[Figure record extracts]
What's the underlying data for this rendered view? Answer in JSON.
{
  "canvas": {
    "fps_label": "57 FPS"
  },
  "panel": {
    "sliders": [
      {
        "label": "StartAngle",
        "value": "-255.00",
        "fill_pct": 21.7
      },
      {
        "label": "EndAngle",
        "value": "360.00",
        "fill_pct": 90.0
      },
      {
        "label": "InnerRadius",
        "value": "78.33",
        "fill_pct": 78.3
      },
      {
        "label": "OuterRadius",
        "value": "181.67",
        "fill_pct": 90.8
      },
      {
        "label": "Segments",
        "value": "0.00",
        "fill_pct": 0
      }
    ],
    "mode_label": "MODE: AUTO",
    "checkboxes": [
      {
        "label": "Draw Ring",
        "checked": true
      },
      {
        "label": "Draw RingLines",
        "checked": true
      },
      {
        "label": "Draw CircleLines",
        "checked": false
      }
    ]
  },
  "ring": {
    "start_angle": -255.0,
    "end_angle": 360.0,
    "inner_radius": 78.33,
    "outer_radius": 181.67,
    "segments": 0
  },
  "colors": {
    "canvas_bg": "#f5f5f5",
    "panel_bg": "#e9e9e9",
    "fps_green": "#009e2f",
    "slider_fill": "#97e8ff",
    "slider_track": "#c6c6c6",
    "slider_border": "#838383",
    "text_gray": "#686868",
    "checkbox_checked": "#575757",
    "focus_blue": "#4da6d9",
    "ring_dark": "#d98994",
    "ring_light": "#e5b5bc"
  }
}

Task to complete> Within the records above, how many lines include the word "Draw"? State the number by itself.

Response to this exercise> 3